#### Data records ####
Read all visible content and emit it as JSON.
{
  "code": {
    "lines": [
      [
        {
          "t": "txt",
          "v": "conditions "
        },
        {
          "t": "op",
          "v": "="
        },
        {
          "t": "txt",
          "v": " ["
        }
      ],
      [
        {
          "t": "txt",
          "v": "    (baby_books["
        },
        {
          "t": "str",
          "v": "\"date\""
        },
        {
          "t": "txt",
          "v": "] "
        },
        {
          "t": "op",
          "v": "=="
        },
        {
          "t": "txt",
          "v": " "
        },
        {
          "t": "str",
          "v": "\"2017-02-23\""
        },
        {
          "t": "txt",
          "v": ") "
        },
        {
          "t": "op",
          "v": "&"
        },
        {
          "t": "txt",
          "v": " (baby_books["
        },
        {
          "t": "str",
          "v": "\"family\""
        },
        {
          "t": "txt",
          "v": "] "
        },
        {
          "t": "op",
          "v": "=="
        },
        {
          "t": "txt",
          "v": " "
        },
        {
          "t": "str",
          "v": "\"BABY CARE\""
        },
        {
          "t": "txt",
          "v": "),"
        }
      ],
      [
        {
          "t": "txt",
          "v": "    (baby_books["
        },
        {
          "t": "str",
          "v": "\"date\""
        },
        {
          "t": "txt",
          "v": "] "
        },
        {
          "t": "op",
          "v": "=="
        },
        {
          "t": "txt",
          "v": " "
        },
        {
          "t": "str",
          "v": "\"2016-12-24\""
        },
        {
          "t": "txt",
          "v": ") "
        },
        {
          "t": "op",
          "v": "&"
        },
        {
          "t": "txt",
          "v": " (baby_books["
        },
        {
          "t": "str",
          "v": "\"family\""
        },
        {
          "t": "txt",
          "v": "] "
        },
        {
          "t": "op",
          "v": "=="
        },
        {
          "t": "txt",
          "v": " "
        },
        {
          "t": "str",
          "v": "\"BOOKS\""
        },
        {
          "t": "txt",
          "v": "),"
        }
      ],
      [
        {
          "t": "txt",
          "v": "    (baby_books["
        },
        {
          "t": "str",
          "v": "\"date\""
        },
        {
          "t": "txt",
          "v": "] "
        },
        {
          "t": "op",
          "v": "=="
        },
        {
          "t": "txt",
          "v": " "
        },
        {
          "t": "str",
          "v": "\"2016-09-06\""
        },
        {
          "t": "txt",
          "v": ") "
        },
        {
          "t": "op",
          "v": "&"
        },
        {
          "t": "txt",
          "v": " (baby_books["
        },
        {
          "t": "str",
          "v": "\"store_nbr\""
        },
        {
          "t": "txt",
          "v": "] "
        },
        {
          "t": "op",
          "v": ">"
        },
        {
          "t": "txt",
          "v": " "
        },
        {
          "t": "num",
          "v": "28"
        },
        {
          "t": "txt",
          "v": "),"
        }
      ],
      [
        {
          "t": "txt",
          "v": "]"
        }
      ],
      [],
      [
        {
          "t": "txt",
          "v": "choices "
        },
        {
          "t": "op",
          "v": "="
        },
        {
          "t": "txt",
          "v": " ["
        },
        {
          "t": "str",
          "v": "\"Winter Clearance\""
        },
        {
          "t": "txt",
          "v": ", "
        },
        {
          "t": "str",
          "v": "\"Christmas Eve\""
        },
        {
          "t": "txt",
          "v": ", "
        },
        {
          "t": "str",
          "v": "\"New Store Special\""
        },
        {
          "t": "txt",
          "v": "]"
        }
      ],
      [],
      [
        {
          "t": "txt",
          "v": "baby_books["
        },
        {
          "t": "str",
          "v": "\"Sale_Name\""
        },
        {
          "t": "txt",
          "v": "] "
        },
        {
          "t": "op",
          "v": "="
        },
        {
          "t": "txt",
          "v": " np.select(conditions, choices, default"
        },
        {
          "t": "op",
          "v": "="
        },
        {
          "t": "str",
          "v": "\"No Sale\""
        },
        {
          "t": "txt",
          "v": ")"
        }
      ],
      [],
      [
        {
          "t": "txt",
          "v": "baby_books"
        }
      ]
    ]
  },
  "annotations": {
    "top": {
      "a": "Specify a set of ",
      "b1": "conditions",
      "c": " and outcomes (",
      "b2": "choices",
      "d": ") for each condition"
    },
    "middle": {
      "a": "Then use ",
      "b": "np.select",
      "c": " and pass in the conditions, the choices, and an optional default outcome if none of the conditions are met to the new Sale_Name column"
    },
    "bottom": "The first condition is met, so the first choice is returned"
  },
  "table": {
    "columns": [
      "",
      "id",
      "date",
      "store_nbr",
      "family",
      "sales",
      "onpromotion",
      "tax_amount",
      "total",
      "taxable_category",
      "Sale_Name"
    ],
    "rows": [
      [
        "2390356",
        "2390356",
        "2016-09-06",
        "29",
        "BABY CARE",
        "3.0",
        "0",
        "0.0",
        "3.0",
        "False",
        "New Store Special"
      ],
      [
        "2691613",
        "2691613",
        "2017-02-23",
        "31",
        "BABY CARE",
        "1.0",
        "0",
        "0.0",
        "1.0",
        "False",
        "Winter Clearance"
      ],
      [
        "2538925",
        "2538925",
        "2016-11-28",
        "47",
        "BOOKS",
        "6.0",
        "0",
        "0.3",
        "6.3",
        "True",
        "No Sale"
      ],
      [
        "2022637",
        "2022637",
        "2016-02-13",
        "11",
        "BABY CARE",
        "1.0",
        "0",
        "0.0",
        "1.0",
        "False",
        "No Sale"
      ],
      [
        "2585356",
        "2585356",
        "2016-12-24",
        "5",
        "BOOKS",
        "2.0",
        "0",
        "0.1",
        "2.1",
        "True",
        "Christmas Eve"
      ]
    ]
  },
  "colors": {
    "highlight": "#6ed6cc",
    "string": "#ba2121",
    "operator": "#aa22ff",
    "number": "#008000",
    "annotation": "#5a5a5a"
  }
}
####
__What the task asks__. Without leaving anything out, quote all the data.

__Solution to this problem__.
Read all visible content and emit it as JSON.
{
  "code": {
    "lines": [
      [
        {
          "t": "txt",
          "v": "conditions "
        },
        {
          "t": "op",
          "v": "="
        },
        {
          "t": "txt",
          "v": " ["
        }
      ],
      [
        {
          "t": "txt",
          "v": "    (baby_books["
        },
        {
          "t": "str",
          "v": "\"date\""
        },
        {
          "t": "txt",
          "v": "] "
        },
        {
          "t": "op",
          "v": "=="
        },
        {
          "t": "txt",
          "v": " "
        },
        {
          "t": "str",
          "v": "\"2017-02-23\""
        },
        {
          "t": "txt",
          "v": ") "
        },
        {
          "t": "op",
          "v": "&"
        },
        {
          "t": "txt",
          "v": " (baby_books["
        },
        {
          "t": "str",
          "v": "\"family\""
        },
        {
          "t": "txt",
          "v": "] "
        },
        {
          "t": "op",
          "v": "=="
        },
        {
          "t": "txt",
          "v": " "
        },
        {
          "t": "str",
          "v": "\"BABY CARE\""
        },
        {
          "t": "txt",
          "v": "),"
        }
      ],
      [
        {
          "t": "txt",
          "v": "    (baby_books["
        },
        {
          "t": "str",
          "v": "\"date\""
        },
        {
          "t": "txt",
          "v": "] "
        },
        {
          "t": "op",
          "v": "=="
        },
        {
          "t": "txt",
          "v": " "
        },
        {
          "t": "str",
          "v": "\"2016-12-24\""
        },
        {
          "t": "txt",
          "v": ") "
        },
        {
          "t": "op",
          "v": "&"
        },
        {
          "t": "txt",
          "v": " (baby_books["
        },
        {
          "t": "str",
          "v": "\"family\""
        },
        {
          "t": "txt",
          "v": "] "
        },
        {
          "t": "op",
          "v": "=="
        },
        {
          "t": "txt",
          "v": " "
        },
        {
          "t": "str",
          "v": "\"BOOKS\""
        },
        {
          "t": "txt",
          "v": "),"
        }
      ],
      [
        {
          "t": "txt",
          "v": "    (baby_books["
        },
        {
          "t": "str",
          "v": "\"date\""
        },
        {
          "t": "txt",
          "v": "] "
        },
        {
          "t": "op",
          "v": "=="
        },
        {
          "t": "txt",
          "v": " "
        },
        {
          "t": "str",
          "v": "\"2016-09-06\""
        },
        {
          "t": "txt",
          "v": ") "
        },
        {
          "t": "op",
          "v": "&"
        },
        {
          "t": "txt",
          "v": " (baby_books["
        },
        {
          "t": "str",
          "v": "\"store_nbr\""
        },
        {
          "t": "txt",
          "v": "] "
        },
        {
          "t": "op",
          "v": ">"
        },
        {
          "t": "txt",
          "v": " "
        },
        {
          "t": "num",
          "v": "28"
        },
        {
          "t": "txt",
          "v": "),"
        }
      ],
      [
        {
          "t": "txt",
          "v": "]"
        }
      ],
      [],
      [
        {
          "t": "txt",
          "v": "choices "
        },
        {
          "t": "op",
          "v": "="
        },
        {
          "t": "txt",
          "v": " ["
        },
        {
          "t": "str",
          "v": "\"Winter Clearance\""
        },
        {
          "t": "txt",
          "v": ", "
        },
        {
          "t": "str",
          "v": "\"Christmas Eve\""
        },
        {
          "t": "txt",
          "v": ", "
        },
        {
          "t": "str",
          "v": "\"New Store Special\""
        },
        {
          "t": "txt",
          "v": "]"
        }
      ],
      [],
      [
        {
          "t": "txt",
          "v": "baby_books["
        },
        {
          "t": "str",
          "v": "\"Sale_Name\""
        },
        {
          "t": "txt",
          "v": "] "
        },
        {
          "t": "op",
          "v": "="
        },
        {
          "t": "txt",
          "v": " np.select(conditions, choices, default"
        },
        {
          "t": "op",
          "v": "="
        },
        {
          "t": "str",
          "v": "\"No Sale\""
        },
        {
          "t": "txt",
          "v": ")"
        }
      ],
      [],
      [
        {
          "t": "txt",
          "v": "baby_books"
        }
      ]
    ]
  },
  "annotations": {
    "top": {
      "a": "Specify a set of ",
      "b1": "conditions",
      "c": " and outcomes (",
      "b2": "choices",
      "d": ") for each condition"
    },
    "middle": {
      "a": "Then use ",
      "b": "np.select",
      "c": " and pass in the conditions, the choices, and an optional default outcome if none of the conditions are met to the new Sale_Name column"
    },
    "bottom": "The first condition is met, so the first choice is returned"
  },
  "table": {
    "columns": [
      "",
      "id",
      "date",
      "store_nbr",
      "family",
      "sales",
      "onpromotion",
      "tax_amount",
      "total",
      "taxable_category",
      "Sale_Name"
    ],
    "rows": [
      [
        "2390356",
        "2390356",
        "2016-09-06",
        "29",
        "BABY CARE",
        "3.0",
        "0",
        "0.0",
        "3.0",
        "False",
        "New Store Special"
      ],
      [
        "2691613",
        "2691613",
        "2017-02-23",
        "31",
        "BABY CARE",
        "1.0",
        "0",
        "0.0",
        "1.0",
        "False",
        "Winter Clearance"
      ],
      [
        "2538925",
        "2538925",
        "2016-11-28",
        "47",
        "BOOKS",
        "6.0",
        "0",
        "0.3",
        "6.3",
        "True",
        "No Sale"
      ],
      [
        "2022637",
        "2022637",
        "2016-02-13",
        "11",
        "BABY CARE",
        "1.0",
        "0",
        "0.0",
        "1.0",
        "False",
        "No Sale"
      ],
      [
        "2585356",
        "2585356",
        "2016-12-24",
        "5",
        "BOOKS",
        "2.0",
        "0",
        "0.1",
        "2.1",
        "True",
        "Christmas Eve"
      ]
    ]
  },
  "colors": {
    "highlight": "#6ed6cc",
    "string": "#ba2121",
    "operator": "#aa22ff",
    "number": "#008000",
    "annotation": "#5a5a5a"
  }
}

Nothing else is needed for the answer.